# Dataset listings of figures:
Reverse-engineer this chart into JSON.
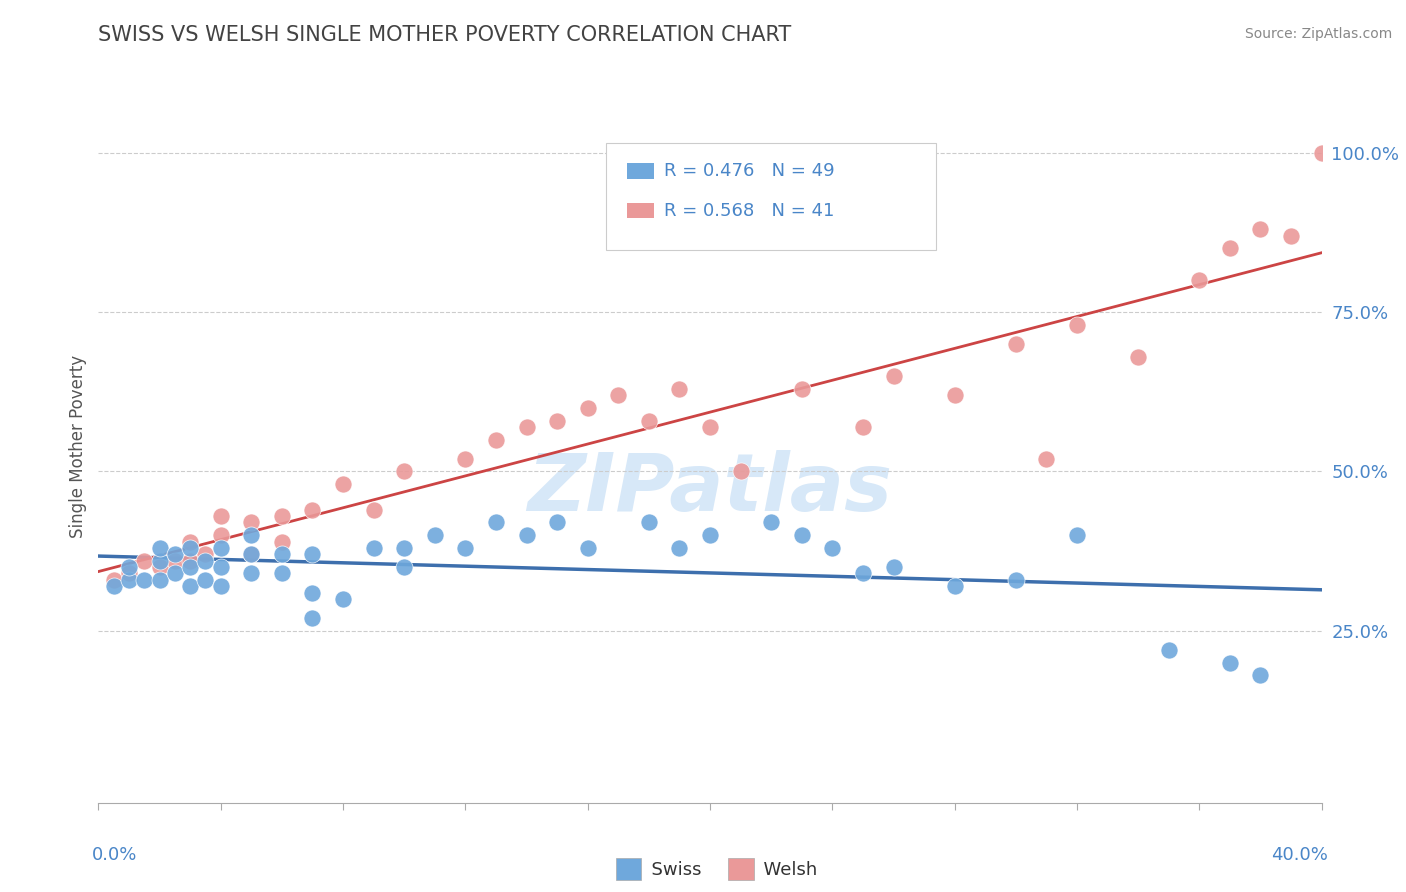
{
  "title": "SWISS VS WELSH SINGLE MOTHER POVERTY CORRELATION CHART",
  "source": "Source: ZipAtlas.com",
  "ylabel": "Single Mother Poverty",
  "yticks_right": [
    "25.0%",
    "50.0%",
    "75.0%",
    "100.0%"
  ],
  "ytick_values": [
    0.25,
    0.5,
    0.75,
    1.0
  ],
  "xlim": [
    0.0,
    0.4
  ],
  "ylim": [
    -0.02,
    1.1
  ],
  "swiss_R": 0.476,
  "swiss_N": 49,
  "welsh_R": 0.568,
  "welsh_N": 41,
  "swiss_color": "#6fa8dc",
  "welsh_color": "#ea9999",
  "swiss_line_color": "#3d6fad",
  "welsh_line_color": "#cc4444",
  "title_color": "#434343",
  "axis_label_color": "#4a86c8",
  "legend_text_color": "#4a86c8",
  "watermark_color": "#d0e4f7",
  "swiss_scatter_x": [
    0.005,
    0.01,
    0.01,
    0.015,
    0.02,
    0.02,
    0.02,
    0.025,
    0.025,
    0.03,
    0.03,
    0.03,
    0.035,
    0.035,
    0.04,
    0.04,
    0.04,
    0.05,
    0.05,
    0.05,
    0.06,
    0.06,
    0.07,
    0.07,
    0.07,
    0.08,
    0.09,
    0.1,
    0.1,
    0.11,
    0.12,
    0.13,
    0.14,
    0.15,
    0.16,
    0.18,
    0.19,
    0.2,
    0.22,
    0.23,
    0.24,
    0.25,
    0.26,
    0.28,
    0.3,
    0.32,
    0.35,
    0.37,
    0.38
  ],
  "swiss_scatter_y": [
    0.32,
    0.33,
    0.35,
    0.33,
    0.33,
    0.36,
    0.38,
    0.34,
    0.37,
    0.32,
    0.35,
    0.38,
    0.33,
    0.36,
    0.32,
    0.35,
    0.38,
    0.34,
    0.37,
    0.4,
    0.34,
    0.37,
    0.27,
    0.31,
    0.37,
    0.3,
    0.38,
    0.35,
    0.38,
    0.4,
    0.38,
    0.42,
    0.4,
    0.42,
    0.38,
    0.42,
    0.38,
    0.4,
    0.42,
    0.4,
    0.38,
    0.34,
    0.35,
    0.32,
    0.33,
    0.4,
    0.22,
    0.2,
    0.18
  ],
  "welsh_scatter_x": [
    0.005,
    0.01,
    0.015,
    0.02,
    0.025,
    0.03,
    0.03,
    0.035,
    0.04,
    0.04,
    0.05,
    0.05,
    0.06,
    0.06,
    0.07,
    0.08,
    0.09,
    0.1,
    0.12,
    0.13,
    0.14,
    0.15,
    0.16,
    0.17,
    0.18,
    0.19,
    0.2,
    0.21,
    0.23,
    0.25,
    0.26,
    0.28,
    0.3,
    0.31,
    0.32,
    0.34,
    0.36,
    0.37,
    0.38,
    0.39,
    0.4
  ],
  "welsh_scatter_y": [
    0.33,
    0.34,
    0.36,
    0.35,
    0.36,
    0.36,
    0.39,
    0.37,
    0.4,
    0.43,
    0.37,
    0.42,
    0.39,
    0.43,
    0.44,
    0.48,
    0.44,
    0.5,
    0.52,
    0.55,
    0.57,
    0.58,
    0.6,
    0.62,
    0.58,
    0.63,
    0.57,
    0.5,
    0.63,
    0.57,
    0.65,
    0.62,
    0.7,
    0.52,
    0.73,
    0.68,
    0.8,
    0.85,
    0.88,
    0.87,
    1.0
  ]
}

# Required task:
Your copy should hold every record word for word and none of the pictures.

# Written solution:
Reverse-engineer this chart into JSON.
{
  "title": "SWISS VS WELSH SINGLE MOTHER POVERTY CORRELATION CHART",
  "source": "Source: ZipAtlas.com",
  "ylabel": "Single Mother Poverty",
  "yticks_right": [
    "25.0%",
    "50.0%",
    "75.0%",
    "100.0%"
  ],
  "ytick_values": [
    0.25,
    0.5,
    0.75,
    1.0
  ],
  "xlim": [
    0.0,
    0.4
  ],
  "ylim": [
    -0.02,
    1.1
  ],
  "swiss_R": 0.476,
  "swiss_N": 49,
  "welsh_R": 0.568,
  "welsh_N": 41,
  "swiss_color": "#6fa8dc",
  "welsh_color": "#ea9999",
  "swiss_line_color": "#3d6fad",
  "welsh_line_color": "#cc4444",
  "title_color": "#434343",
  "axis_label_color": "#4a86c8",
  "legend_text_color": "#4a86c8",
  "watermark_color": "#d0e4f7",
  "swiss_scatter_x": [
    0.005,
    0.01,
    0.01,
    0.015,
    0.02,
    0.02,
    0.02,
    0.025,
    0.025,
    0.03,
    0.03,
    0.03,
    0.035,
    0.035,
    0.04,
    0.04,
    0.04,
    0.05,
    0.05,
    0.05,
    0.06,
    0.06,
    0.07,
    0.07,
    0.07,
    0.08,
    0.09,
    0.1,
    0.1,
    0.11,
    0.12,
    0.13,
    0.14,
    0.15,
    0.16,
    0.18,
    0.19,
    0.2,
    0.22,
    0.23,
    0.24,
    0.25,
    0.26,
    0.28,
    0.3,
    0.32,
    0.35,
    0.37,
    0.38
  ],
  "swiss_scatter_y": [
    0.32,
    0.33,
    0.35,
    0.33,
    0.33,
    0.36,
    0.38,
    0.34,
    0.37,
    0.32,
    0.35,
    0.38,
    0.33,
    0.36,
    0.32,
    0.35,
    0.38,
    0.34,
    0.37,
    0.4,
    0.34,
    0.37,
    0.27,
    0.31,
    0.37,
    0.3,
    0.38,
    0.35,
    0.38,
    0.4,
    0.38,
    0.42,
    0.4,
    0.42,
    0.38,
    0.42,
    0.38,
    0.4,
    0.42,
    0.4,
    0.38,
    0.34,
    0.35,
    0.32,
    0.33,
    0.4,
    0.22,
    0.2,
    0.18
  ],
  "welsh_scatter_x": [
    0.005,
    0.01,
    0.015,
    0.02,
    0.025,
    0.03,
    0.03,
    0.035,
    0.04,
    0.04,
    0.05,
    0.05,
    0.06,
    0.06,
    0.07,
    0.08,
    0.09,
    0.1,
    0.12,
    0.13,
    0.14,
    0.15,
    0.16,
    0.17,
    0.18,
    0.19,
    0.2,
    0.21,
    0.23,
    0.25,
    0.26,
    0.28,
    0.3,
    0.31,
    0.32,
    0.34,
    0.36,
    0.37,
    0.38,
    0.39,
    0.4
  ],
  "welsh_scatter_y": [
    0.33,
    0.34,
    0.36,
    0.35,
    0.36,
    0.36,
    0.39,
    0.37,
    0.4,
    0.43,
    0.37,
    0.42,
    0.39,
    0.43,
    0.44,
    0.48,
    0.44,
    0.5,
    0.52,
    0.55,
    0.57,
    0.58,
    0.6,
    0.62,
    0.58,
    0.63,
    0.57,
    0.5,
    0.63,
    0.57,
    0.65,
    0.62,
    0.7,
    0.52,
    0.73,
    0.68,
    0.8,
    0.85,
    0.88,
    0.87,
    1.0
  ]
}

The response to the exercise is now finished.